> _Stated exercise_
Please quote the material exactly, every line of it.

(Saved data entries)
● ● ● ●

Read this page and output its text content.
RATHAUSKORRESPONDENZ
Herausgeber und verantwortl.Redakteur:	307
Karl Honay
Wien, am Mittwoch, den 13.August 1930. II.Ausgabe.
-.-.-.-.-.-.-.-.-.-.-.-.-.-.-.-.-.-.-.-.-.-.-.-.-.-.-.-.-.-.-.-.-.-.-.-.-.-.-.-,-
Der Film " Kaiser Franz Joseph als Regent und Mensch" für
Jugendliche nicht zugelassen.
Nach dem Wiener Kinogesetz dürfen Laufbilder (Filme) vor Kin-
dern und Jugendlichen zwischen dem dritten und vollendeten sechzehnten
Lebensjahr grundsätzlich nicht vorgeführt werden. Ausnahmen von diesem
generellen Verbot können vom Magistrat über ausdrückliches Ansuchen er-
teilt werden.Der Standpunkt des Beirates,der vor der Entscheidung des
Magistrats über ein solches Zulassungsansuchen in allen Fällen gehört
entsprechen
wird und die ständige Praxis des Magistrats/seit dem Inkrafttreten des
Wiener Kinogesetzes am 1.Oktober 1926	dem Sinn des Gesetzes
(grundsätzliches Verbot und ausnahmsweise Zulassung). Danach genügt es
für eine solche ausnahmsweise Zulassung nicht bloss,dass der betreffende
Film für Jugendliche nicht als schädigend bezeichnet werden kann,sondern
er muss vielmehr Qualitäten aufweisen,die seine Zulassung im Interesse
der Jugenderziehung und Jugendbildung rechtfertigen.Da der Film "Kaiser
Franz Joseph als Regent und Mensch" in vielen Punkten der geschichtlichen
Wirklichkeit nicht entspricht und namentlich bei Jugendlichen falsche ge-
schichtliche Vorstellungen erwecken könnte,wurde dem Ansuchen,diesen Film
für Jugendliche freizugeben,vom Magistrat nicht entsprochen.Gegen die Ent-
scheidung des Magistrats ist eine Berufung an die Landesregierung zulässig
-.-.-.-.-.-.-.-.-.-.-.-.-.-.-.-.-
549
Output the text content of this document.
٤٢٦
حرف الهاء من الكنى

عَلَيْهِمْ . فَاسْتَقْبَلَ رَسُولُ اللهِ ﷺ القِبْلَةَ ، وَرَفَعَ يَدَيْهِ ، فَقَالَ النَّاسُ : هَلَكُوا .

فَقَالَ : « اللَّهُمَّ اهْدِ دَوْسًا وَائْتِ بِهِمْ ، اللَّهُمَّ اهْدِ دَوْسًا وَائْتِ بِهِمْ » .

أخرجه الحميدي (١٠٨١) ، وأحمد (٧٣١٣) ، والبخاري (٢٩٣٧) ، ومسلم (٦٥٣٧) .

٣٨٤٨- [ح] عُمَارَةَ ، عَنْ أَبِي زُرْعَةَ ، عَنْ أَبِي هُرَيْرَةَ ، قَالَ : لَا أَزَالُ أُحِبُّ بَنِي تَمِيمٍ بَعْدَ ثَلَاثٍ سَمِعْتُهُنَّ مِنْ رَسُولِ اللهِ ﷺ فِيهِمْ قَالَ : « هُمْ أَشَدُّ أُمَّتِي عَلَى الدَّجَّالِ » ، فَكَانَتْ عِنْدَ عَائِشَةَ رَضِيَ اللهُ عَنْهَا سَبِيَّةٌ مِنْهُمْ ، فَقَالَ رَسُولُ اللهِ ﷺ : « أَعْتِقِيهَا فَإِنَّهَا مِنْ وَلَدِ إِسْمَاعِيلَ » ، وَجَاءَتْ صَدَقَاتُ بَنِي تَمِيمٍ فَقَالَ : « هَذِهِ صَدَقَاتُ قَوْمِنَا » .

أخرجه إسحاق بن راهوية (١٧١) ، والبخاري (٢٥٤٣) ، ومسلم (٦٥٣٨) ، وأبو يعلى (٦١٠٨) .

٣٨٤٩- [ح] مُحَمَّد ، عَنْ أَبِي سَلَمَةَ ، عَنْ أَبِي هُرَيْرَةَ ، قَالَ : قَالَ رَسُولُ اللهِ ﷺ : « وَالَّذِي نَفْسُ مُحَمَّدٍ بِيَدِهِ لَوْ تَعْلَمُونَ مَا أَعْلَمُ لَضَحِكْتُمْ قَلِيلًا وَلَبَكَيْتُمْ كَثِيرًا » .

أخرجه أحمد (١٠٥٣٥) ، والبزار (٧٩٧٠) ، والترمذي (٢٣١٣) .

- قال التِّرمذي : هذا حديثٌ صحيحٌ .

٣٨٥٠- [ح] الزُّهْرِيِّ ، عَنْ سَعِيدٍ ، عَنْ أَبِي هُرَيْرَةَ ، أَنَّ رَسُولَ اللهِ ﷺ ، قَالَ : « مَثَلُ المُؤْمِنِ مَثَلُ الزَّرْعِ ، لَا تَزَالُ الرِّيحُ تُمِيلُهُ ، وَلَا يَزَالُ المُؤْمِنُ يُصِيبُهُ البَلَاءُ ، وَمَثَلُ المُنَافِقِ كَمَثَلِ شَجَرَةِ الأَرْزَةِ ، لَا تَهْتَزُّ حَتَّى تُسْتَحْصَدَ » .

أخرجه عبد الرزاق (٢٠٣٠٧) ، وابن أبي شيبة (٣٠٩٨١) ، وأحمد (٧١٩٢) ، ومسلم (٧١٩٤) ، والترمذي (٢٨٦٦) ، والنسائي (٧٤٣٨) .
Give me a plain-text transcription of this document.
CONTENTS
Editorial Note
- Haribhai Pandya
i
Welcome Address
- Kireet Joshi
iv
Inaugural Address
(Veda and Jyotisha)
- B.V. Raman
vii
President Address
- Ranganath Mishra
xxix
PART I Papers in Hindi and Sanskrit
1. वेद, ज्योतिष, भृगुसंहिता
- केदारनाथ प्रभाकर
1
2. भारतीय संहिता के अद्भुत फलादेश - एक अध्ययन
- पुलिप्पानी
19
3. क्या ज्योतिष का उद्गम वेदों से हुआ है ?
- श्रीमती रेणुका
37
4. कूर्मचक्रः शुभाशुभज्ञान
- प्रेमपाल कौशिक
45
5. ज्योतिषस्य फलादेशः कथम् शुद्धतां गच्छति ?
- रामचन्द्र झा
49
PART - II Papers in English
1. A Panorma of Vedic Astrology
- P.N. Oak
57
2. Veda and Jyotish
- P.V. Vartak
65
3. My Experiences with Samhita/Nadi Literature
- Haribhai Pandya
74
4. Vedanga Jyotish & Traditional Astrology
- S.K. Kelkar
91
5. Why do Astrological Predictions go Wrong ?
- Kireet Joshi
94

● ● ● ●

> _Complete response_
Read this page and output its text content.
RATHAUSKORRESPONDENZ
Herausgeber und verantwortl.Redakteur:	307
Karl Honay
Wien, am Mittwoch, den 13.August 1930. II.Ausgabe.
-.-.-.-.-.-.-.-.-.-.-.-.-.-.-.-.-.-.-.-.-.-.-.-.-.-.-.-.-.-.-.-.-.-.-.-.-.-.-.-,-
Der Film " Kaiser Franz Joseph als Regent und Mensch" für
Jugendliche nicht zugelassen.
Nach dem Wiener Kinogesetz dürfen Laufbilder (Filme) vor Kin-
dern und Jugendlichen zwischen dem dritten und vollendeten sechzehnten
Lebensjahr grundsätzlich nicht vorgeführt werden. Ausnahmen von diesem
generellen Verbot können vom Magistrat über ausdrückliches Ansuchen er-
teilt werden.Der Standpunkt des Beirates,der vor der Entscheidung des
Magistrats über ein solches Zulassungsansuchen in allen Fällen gehört
entsprechen
wird und die ständige Praxis des Magistrats/seit dem Inkrafttreten des
Wiener Kinogesetzes am 1.Oktober 1926	dem Sinn des Gesetzes
(grundsätzliches Verbot und ausnahmsweise Zulassung). Danach genügt es
für eine solche ausnahmsweise Zulassung nicht bloss,dass der betreffende
Film für Jugendliche nicht als schädigend bezeichnet werden kann,sondern
er muss vielmehr Qualitäten aufweisen,die seine Zulassung im Interesse
der Jugenderziehung und Jugendbildung rechtfertigen.Da der Film "Kaiser
Franz Joseph als Regent und Mensch" in vielen Punkten der geschichtlichen
Wirklichkeit nicht entspricht und namentlich bei Jugendlichen falsche ge-
schichtliche Vorstellungen erwecken könnte,wurde dem Ansuchen,diesen Film
für Jugendliche freizugeben,vom Magistrat nicht entsprochen.Gegen die Ent-
scheidung des Magistrats ist eine Berufung an die Landesregierung zulässig
-.-.-.-.-.-.-.-.-.-.-.-.-.-.-.-.-
549
Output the text content of this document.
٤٢٦
حرف الهاء من الكنى

عَلَيْهِمْ . فَاسْتَقْبَلَ رَسُولُ اللهِ ﷺ القِبْلَةَ ، وَرَفَعَ يَدَيْهِ ، فَقَالَ النَّاسُ : هَلَكُوا .

فَقَالَ : « اللَّهُمَّ اهْدِ دَوْسًا وَائْتِ بِهِمْ ، اللَّهُمَّ اهْدِ دَوْسًا وَائْتِ بِهِمْ » .

أخرجه الحميدي (١٠٨١) ، وأحمد (٧٣١٣) ، والبخاري (٢٩٣٧) ، ومسلم (٦٥٣٧) .

٣٨٤٨- [ح] عُمَارَةَ ، عَنْ أَبِي زُرْعَةَ ، عَنْ أَبِي هُرَيْرَةَ ، قَالَ : لَا أَزَالُ أُحِبُّ بَنِي تَمِيمٍ بَعْدَ ثَلَاثٍ سَمِعْتُهُنَّ مِنْ رَسُولِ اللهِ ﷺ فِيهِمْ قَالَ : « هُمْ أَشَدُّ أُمَّتِي عَلَى الدَّجَّالِ » ، فَكَانَتْ عِنْدَ عَائِشَةَ رَضِيَ اللهُ عَنْهَا سَبِيَّةٌ مِنْهُمْ ، فَقَالَ رَسُولُ اللهِ ﷺ : « أَعْتِقِيهَا فَإِنَّهَا مِنْ وَلَدِ إِسْمَاعِيلَ » ، وَجَاءَتْ صَدَقَاتُ بَنِي تَمِيمٍ فَقَالَ : « هَذِهِ صَدَقَاتُ قَوْمِنَا » .

أخرجه إسحاق بن راهوية (١٧١) ، والبخاري (٢٥٤٣) ، ومسلم (٦٥٣٨) ، وأبو يعلى (٦١٠٨) .

٣٨٤٩- [ح] مُحَمَّد ، عَنْ أَبِي سَلَمَةَ ، عَنْ أَبِي هُرَيْرَةَ ، قَالَ : قَالَ رَسُولُ اللهِ ﷺ : « وَالَّذِي نَفْسُ مُحَمَّدٍ بِيَدِهِ لَوْ تَعْلَمُونَ مَا أَعْلَمُ لَضَحِكْتُمْ قَلِيلًا وَلَبَكَيْتُمْ كَثِيرًا » .

أخرجه أحمد (١٠٥٣٥) ، والبزار (٧٩٧٠) ، والترمذي (٢٣١٣) .

- قال التِّرمذي : هذا حديثٌ صحيحٌ .

٣٨٥٠- [ح] الزُّهْرِيِّ ، عَنْ سَعِيدٍ ، عَنْ أَبِي هُرَيْرَةَ ، أَنَّ رَسُولَ اللهِ ﷺ ، قَالَ : « مَثَلُ المُؤْمِنِ مَثَلُ الزَّرْعِ ، لَا تَزَالُ الرِّيحُ تُمِيلُهُ ، وَلَا يَزَالُ المُؤْمِنُ يُصِيبُهُ البَلَاءُ ، وَمَثَلُ المُنَافِقِ كَمَثَلِ شَجَرَةِ الأَرْزَةِ ، لَا تَهْتَزُّ حَتَّى تُسْتَحْصَدَ » .

أخرجه عبد الرزاق (٢٠٣٠٧) ، وابن أبي شيبة (٣٠٩٨١) ، وأحمد (٧١٩٢) ، ومسلم (٧١٩٤) ، والترمذي (٢٨٦٦) ، والنسائي (٧٤٣٨) .
Give me a plain-text transcription of this document.
CONTENTS
Editorial Note
- Haribhai Pandya
i
Welcome Address
- Kireet Joshi
iv
Inaugural Address
(Veda and Jyotisha)
- B.V. Raman
vii
President Address
- Ranganath Mishra
xxix
PART I Papers in Hindi and Sanskrit
1. वेद, ज्योतिष, भृगुसंहिता
- केदारनाथ प्रभाकर
1
2. भारतीय संहिता के अद्भुत फलादेश - एक अध्ययन
- पुलिप्पानी
19
3. क्या ज्योतिष का उद्गम वेदों से हुआ है ?
- श्रीमती रेणुका
37
4. कूर्मचक्रः शुभाशुभज्ञान
- प्रेमपाल कौशिक
45
5. ज्योतिषस्य फलादेशः कथम् शुद्धतां गच्छति ?
- रामचन्द्र झा
49
PART - II Papers in English
1. A Panorma of Vedic Astrology
- P.N. Oak
57
2. Veda and Jyotish
- P.V. Vartak
65
3. My Experiences with Samhita/Nadi Literature
- Haribhai Pandya
74
4. Vedanga Jyotish & Traditional Astrology
- S.K. Kelkar
91
5. Why do Astrological Predictions go Wrong ?
- Kireet Joshi
94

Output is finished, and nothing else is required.